List each number of users or addresses given in the post below about the Vikileaks Twitter account, with what it counts.
** TEXT SEGMENT follows **
Monday, February 20, 2012

Oh sting, where is thy death?

Following the Ottawa Citizen's attempted sting to determine who was behind the Vikileaks twitter account targeting Vic Toews last week, the House Speaker's Office patiently explained that really it could be any one of over 4,000 people :
"The HoC, like many organizations, uses a series of private IP addresses for its internal network.  Having said that, when users are using the internet, they are only identified with one of our four public IP addresses. To support this approach we use a concept called NAT (Network Address Translation). All users, on the Parliamentary Network (over 4000), when using the internet, are publicly identified with one of these four unique addresses. 
As an example, if we had 100 users using the internet at once from the HOC, they would all be identified with one of the four addresses. Hence, just by looking at the IP address that is used on the internet you cannot correlate this to a person from the organization. "
** End of TEXT SEGMENT **
** DATA SUPPLIED follows **
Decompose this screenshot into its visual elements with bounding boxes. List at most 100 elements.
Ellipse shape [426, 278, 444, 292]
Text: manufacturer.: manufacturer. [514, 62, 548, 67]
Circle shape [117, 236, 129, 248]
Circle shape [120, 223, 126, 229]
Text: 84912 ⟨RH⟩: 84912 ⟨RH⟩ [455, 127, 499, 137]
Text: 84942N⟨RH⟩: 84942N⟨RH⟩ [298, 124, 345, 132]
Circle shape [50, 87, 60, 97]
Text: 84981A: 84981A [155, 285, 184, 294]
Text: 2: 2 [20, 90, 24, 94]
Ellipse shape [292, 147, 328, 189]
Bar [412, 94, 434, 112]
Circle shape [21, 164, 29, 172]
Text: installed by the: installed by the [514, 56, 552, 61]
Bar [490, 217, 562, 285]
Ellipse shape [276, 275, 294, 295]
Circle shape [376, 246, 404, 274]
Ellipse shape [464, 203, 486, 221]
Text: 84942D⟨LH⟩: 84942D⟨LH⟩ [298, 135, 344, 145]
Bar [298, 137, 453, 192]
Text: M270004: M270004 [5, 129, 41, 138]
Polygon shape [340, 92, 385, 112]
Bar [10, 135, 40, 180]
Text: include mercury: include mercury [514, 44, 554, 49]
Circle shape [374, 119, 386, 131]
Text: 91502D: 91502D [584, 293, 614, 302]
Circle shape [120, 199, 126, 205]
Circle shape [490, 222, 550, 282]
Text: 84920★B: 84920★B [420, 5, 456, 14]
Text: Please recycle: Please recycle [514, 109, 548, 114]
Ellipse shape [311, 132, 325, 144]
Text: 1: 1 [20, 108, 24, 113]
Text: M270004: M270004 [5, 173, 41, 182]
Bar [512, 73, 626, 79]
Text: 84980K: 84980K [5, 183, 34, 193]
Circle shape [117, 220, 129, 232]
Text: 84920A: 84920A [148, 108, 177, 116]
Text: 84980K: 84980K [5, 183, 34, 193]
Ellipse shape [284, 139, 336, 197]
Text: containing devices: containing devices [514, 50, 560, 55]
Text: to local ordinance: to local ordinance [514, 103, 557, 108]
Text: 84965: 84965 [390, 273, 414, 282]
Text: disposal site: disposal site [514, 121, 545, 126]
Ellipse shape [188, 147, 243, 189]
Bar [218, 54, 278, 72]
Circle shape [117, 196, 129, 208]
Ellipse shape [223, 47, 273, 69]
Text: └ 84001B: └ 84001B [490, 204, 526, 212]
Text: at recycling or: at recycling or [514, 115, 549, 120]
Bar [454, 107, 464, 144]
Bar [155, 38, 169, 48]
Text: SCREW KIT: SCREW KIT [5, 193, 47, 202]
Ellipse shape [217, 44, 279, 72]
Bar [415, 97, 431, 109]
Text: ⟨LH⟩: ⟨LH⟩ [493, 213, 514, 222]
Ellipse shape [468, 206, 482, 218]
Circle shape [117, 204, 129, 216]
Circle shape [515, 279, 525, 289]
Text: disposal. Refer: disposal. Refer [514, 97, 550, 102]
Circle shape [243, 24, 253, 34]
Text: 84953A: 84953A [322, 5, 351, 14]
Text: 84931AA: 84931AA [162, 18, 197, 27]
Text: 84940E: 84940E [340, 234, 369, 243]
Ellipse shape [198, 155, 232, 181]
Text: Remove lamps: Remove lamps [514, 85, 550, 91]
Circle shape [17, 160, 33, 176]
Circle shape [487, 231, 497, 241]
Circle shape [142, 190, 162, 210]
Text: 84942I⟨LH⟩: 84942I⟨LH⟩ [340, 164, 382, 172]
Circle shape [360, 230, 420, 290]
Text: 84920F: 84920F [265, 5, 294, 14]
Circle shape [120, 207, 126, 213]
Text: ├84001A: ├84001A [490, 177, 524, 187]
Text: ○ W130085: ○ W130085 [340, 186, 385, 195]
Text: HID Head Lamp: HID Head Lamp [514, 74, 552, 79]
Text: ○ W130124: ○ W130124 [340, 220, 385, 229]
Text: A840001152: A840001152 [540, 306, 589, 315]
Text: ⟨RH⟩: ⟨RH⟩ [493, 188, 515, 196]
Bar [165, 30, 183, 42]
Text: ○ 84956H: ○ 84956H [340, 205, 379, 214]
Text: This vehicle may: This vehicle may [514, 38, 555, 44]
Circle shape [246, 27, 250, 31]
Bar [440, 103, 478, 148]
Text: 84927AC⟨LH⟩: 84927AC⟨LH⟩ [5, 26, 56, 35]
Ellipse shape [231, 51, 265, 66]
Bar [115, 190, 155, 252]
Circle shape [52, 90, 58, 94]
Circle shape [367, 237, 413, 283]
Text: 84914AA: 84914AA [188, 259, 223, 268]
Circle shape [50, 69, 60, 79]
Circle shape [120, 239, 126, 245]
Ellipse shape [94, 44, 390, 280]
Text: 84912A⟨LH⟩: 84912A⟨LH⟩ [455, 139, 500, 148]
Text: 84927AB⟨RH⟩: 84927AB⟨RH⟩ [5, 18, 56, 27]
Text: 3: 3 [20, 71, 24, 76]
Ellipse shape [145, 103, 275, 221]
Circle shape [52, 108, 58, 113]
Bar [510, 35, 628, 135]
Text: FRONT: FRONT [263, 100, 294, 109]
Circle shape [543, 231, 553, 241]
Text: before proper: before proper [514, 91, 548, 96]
** End of DATA SUPPLIED **
[EXERCISE ANSWER]
- Over 4,000: the people, or users on the Parliamentary Network, who could be behind the account
- Four: the public IP addresses that identify House of Commons users on the internet
- 100: the users in the example of people using the internet at once from the House of Commons